# [Your task]
Your answer should be one number: the count of lines in these entries that hold the word "cardiac".

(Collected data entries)
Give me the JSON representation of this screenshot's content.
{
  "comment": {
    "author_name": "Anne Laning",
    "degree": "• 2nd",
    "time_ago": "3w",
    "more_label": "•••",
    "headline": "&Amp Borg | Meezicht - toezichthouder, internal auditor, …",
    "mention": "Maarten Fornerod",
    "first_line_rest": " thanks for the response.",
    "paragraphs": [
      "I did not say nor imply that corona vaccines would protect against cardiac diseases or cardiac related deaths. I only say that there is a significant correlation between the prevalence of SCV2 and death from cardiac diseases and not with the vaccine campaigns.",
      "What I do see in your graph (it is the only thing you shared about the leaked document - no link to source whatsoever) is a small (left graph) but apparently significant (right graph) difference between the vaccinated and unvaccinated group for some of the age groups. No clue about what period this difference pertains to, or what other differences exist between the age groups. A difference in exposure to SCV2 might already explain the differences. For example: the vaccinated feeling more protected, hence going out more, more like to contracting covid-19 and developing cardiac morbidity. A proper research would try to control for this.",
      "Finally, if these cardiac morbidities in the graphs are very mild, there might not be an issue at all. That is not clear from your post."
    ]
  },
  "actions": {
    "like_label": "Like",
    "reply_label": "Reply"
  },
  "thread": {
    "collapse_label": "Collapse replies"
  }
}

# [Answer to the exercise]
3